• Goal: Can you retype every record below exactly as written?

* start Record extracts *

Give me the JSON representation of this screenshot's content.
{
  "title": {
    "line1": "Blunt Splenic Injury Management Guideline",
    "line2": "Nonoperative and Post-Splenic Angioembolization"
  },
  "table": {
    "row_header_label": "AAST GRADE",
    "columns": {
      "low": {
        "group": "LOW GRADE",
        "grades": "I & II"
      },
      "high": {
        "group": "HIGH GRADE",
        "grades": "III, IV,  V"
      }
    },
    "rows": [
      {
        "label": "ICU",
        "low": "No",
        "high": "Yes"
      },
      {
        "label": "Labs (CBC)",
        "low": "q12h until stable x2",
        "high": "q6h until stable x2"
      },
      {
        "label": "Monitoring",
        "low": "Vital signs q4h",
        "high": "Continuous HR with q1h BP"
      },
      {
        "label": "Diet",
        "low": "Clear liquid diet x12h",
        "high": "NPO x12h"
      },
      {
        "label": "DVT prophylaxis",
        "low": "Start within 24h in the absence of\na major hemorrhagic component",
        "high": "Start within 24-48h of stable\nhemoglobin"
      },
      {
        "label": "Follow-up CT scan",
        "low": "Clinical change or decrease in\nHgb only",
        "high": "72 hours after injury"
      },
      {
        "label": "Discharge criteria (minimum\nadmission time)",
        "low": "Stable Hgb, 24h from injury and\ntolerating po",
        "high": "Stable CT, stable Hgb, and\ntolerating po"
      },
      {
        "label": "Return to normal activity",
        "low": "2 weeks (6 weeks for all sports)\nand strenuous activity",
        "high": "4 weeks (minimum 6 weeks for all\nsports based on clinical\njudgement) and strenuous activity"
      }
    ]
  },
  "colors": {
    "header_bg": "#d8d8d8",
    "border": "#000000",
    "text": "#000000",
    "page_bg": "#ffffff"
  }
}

* end Record extracts *

• Worked answer:
Give me the JSON representation of this screenshot's content.
{
  "title": {
    "line1": "Blunt Splenic Injury Management Guideline",
    "line2": "Nonoperative and Post-Splenic Angioembolization"
  },
  "table": {
    "row_header_label": "AAST GRADE",
    "columns": {
      "low": {
        "group": "LOW GRADE",
        "grades": "I & II"
      },
      "high": {
        "group": "HIGH GRADE",
        "grades": "III, IV,  V"
      }
    },
    "rows": [
      {
        "label": "ICU",
        "low": "No",
        "high": "Yes"
      },
      {
        "label": "Labs (CBC)",
        "low": "q12h until stable x2",
        "high": "q6h until stable x2"
      },
      {
        "label": "Monitoring",
        "low": "Vital signs q4h",
        "high": "Continuous HR with q1h BP"
      },
      {
        "label": "Diet",
        "low": "Clear liquid diet x12h",
        "high": "NPO x12h"
      },
      {
        "label": "DVT prophylaxis",
        "low": "Start within 24h in the absence of\na major hemorrhagic component",
        "high": "Start within 24-48h of stable\nhemoglobin"
      },
      {
        "label": "Follow-up CT scan",
        "low": "Clinical change or decrease in\nHgb only",
        "high": "72 hours after injury"
      },
      {
        "label": "Discharge criteria (minimum\nadmission time)",
        "low": "Stable Hgb, 24h from injury and\ntolerating po",
        "high": "Stable CT, stable Hgb, and\ntolerating po"
      },
      {
        "label": "Return to normal activity",
        "low": "2 weeks (6 weeks for all sports)\nand strenuous activity",
        "high": "4 weeks (minimum 6 weeks for all\nsports based on clinical\njudgement) and strenuous activity"
      }
    ]
  },
  "colors": {
    "header_bg": "#d8d8d8",
    "border": "#000000",
    "text": "#000000",
    "page_bg": "#ffffff"
  }
}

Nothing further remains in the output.